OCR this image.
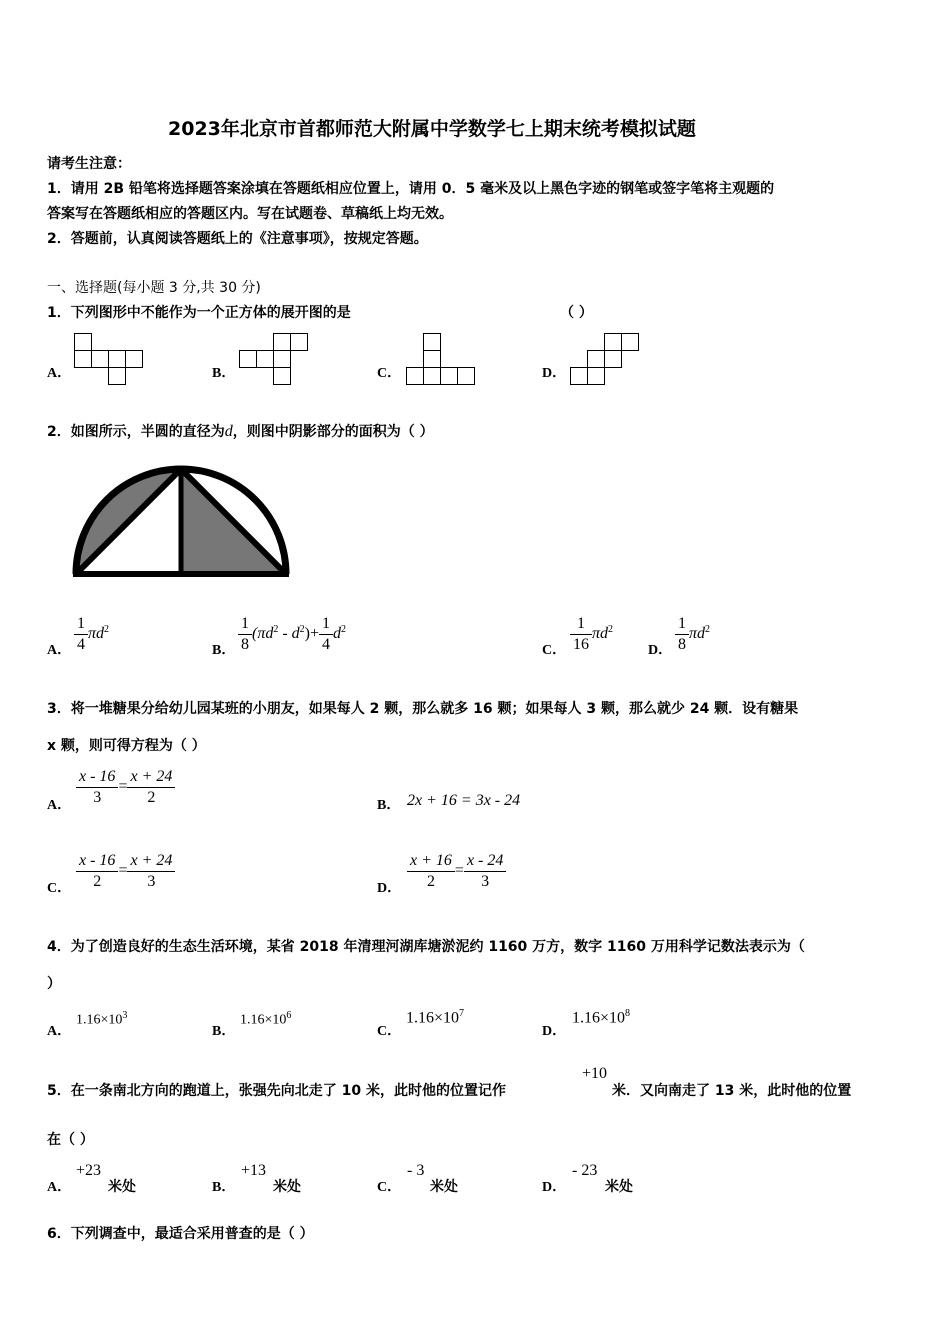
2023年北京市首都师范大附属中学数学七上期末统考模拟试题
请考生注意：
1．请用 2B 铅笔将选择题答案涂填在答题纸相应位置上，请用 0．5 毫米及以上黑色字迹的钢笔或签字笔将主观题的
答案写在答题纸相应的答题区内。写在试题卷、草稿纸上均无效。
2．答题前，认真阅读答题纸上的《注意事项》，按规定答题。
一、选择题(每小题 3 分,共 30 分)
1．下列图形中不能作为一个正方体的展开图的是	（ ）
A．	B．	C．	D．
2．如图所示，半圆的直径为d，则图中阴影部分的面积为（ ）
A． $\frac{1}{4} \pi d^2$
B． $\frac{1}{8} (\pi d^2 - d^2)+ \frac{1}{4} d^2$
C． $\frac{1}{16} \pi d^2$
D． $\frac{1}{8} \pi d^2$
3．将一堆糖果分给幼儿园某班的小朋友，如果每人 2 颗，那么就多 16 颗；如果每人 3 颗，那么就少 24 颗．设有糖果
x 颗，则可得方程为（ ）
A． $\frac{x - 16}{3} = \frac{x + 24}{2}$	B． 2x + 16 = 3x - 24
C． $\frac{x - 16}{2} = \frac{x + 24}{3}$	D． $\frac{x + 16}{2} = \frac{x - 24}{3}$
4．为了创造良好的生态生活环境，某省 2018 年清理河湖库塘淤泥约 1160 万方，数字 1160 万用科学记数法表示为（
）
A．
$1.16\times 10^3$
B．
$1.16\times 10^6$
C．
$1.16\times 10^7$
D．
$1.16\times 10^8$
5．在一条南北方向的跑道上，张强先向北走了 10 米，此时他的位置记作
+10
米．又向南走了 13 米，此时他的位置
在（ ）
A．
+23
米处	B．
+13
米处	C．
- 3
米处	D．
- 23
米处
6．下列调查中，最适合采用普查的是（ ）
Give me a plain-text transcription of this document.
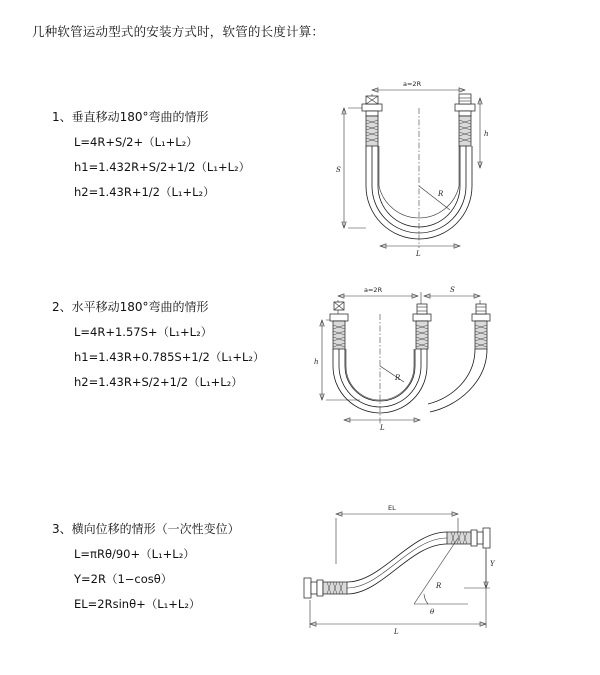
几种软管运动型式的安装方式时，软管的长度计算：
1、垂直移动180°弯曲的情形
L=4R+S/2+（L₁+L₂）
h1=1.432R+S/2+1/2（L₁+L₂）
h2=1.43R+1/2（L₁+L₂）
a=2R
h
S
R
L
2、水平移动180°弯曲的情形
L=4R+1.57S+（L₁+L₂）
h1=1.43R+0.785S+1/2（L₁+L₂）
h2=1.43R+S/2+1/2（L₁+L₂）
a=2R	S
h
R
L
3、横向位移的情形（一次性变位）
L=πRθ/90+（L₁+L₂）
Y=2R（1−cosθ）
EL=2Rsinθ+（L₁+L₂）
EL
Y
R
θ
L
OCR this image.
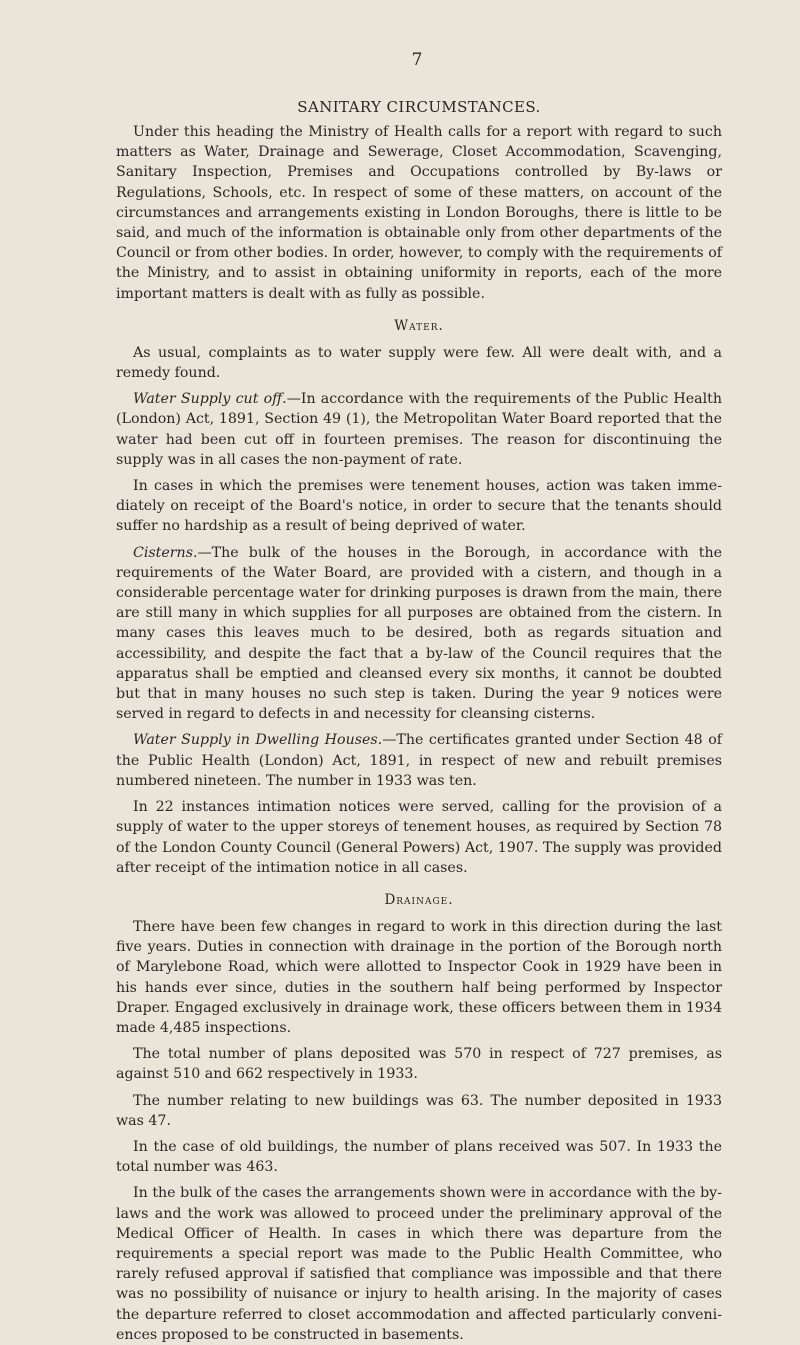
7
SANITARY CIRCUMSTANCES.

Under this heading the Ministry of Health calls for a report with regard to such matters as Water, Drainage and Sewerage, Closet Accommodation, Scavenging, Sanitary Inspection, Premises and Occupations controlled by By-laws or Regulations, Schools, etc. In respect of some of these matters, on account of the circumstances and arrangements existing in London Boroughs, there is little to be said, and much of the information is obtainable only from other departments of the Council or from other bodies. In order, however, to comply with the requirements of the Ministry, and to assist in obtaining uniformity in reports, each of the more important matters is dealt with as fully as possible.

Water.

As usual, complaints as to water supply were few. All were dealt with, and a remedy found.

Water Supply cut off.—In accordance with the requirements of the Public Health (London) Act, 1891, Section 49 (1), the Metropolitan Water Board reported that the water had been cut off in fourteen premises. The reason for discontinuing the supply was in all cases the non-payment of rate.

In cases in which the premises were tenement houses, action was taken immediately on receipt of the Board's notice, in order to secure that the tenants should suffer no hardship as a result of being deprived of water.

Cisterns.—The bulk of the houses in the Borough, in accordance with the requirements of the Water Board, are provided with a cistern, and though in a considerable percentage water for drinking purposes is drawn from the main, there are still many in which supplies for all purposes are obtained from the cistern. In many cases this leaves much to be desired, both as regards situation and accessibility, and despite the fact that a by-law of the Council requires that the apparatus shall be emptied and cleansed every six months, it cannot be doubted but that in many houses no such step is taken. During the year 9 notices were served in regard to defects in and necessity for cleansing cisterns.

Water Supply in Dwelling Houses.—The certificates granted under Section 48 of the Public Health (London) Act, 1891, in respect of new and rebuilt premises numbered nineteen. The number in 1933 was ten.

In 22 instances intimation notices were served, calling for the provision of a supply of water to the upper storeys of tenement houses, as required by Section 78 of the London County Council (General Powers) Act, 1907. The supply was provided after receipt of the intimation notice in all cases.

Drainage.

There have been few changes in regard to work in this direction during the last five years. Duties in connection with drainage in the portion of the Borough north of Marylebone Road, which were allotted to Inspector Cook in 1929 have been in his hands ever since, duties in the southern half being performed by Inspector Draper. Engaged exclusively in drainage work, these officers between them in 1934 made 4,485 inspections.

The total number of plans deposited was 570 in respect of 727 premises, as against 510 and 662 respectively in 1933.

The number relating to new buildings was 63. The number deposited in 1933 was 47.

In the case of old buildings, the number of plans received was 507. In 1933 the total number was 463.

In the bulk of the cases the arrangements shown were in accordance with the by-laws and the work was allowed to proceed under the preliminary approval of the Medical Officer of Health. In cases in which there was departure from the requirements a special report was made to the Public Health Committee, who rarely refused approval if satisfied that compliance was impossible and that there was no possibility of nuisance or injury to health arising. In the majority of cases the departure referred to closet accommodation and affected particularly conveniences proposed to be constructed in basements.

* * *

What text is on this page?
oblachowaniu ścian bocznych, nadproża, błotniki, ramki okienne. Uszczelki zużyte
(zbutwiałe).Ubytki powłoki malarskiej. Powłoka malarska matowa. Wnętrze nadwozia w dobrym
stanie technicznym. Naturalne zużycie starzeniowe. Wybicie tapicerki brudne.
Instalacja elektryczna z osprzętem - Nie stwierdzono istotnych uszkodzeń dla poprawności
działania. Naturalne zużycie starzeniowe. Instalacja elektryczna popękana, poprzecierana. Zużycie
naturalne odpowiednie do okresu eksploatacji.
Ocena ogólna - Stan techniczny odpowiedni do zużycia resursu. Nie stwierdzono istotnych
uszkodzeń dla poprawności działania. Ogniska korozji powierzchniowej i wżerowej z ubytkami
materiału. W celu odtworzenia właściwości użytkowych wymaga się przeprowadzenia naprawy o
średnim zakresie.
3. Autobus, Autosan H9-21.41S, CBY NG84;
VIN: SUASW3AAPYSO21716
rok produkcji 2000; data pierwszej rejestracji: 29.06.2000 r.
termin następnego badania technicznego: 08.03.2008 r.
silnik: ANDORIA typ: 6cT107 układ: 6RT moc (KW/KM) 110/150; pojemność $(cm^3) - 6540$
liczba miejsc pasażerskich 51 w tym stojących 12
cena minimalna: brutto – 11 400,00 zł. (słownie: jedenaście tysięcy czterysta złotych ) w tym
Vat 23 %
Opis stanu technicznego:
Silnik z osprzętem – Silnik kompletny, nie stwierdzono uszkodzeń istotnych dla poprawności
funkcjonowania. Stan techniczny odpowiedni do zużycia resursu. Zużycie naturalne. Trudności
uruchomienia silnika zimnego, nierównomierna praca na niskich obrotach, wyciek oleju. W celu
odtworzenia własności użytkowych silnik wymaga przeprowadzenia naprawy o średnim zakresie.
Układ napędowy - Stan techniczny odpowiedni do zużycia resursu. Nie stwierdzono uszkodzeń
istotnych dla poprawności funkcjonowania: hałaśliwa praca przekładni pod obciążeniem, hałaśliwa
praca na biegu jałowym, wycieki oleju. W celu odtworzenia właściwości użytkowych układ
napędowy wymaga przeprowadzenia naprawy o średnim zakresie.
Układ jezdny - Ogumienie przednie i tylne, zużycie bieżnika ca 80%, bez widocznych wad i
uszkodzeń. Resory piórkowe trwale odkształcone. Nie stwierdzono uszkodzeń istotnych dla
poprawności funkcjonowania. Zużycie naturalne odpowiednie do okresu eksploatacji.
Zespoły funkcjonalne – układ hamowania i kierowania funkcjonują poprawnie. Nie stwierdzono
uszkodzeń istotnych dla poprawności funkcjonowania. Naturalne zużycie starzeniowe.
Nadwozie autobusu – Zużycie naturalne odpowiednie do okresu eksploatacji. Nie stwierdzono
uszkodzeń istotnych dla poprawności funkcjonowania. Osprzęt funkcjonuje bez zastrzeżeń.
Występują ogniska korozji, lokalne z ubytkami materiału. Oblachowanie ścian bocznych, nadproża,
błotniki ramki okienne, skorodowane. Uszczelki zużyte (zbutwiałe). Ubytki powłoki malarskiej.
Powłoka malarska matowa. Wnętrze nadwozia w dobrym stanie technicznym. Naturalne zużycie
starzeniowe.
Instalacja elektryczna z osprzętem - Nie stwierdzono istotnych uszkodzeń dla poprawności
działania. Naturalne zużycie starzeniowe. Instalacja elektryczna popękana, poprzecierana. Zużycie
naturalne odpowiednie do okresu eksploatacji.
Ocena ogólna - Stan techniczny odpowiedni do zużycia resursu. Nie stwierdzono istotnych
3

...

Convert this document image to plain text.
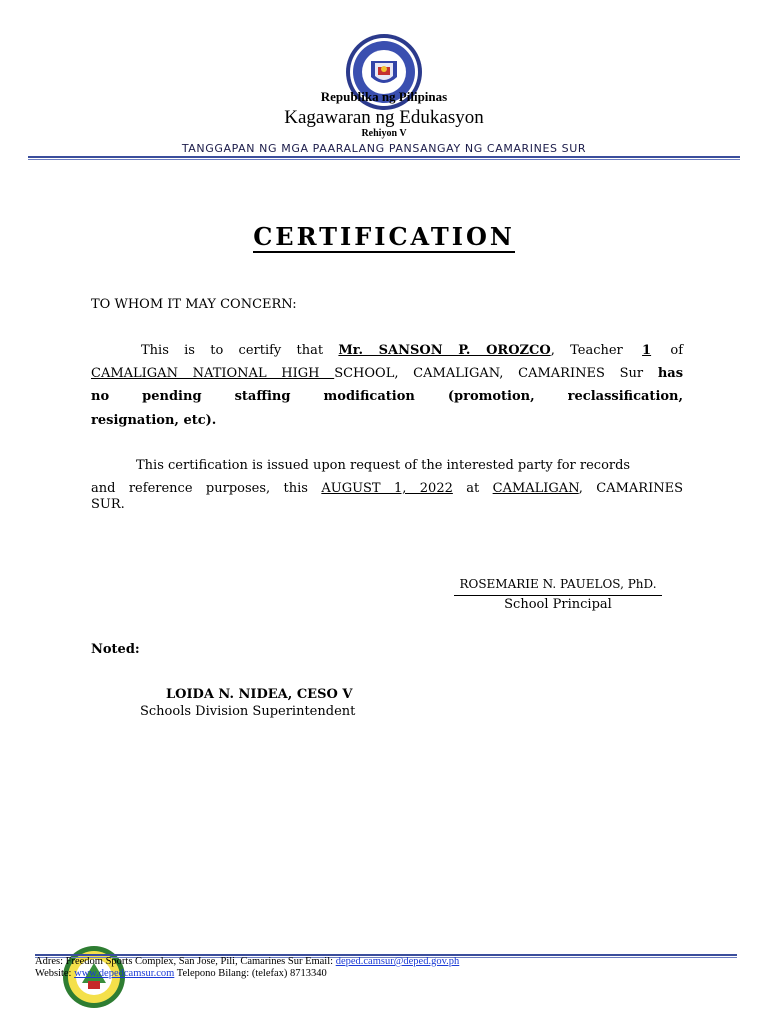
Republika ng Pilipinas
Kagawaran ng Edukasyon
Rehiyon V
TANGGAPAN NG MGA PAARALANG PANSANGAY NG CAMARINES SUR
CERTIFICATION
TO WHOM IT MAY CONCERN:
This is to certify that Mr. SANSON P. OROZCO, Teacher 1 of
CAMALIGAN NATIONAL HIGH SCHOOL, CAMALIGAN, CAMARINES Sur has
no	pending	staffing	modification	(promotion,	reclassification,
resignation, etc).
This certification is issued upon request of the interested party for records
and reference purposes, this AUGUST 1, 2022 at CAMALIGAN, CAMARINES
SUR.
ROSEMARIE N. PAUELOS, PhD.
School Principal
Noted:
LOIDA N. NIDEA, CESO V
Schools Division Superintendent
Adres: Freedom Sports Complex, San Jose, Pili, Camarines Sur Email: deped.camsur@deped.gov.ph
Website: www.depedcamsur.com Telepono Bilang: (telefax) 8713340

Aim of the exercise
Count how many lines above carry the word "eksploatacji". Only the number is required.

Exercise answer
4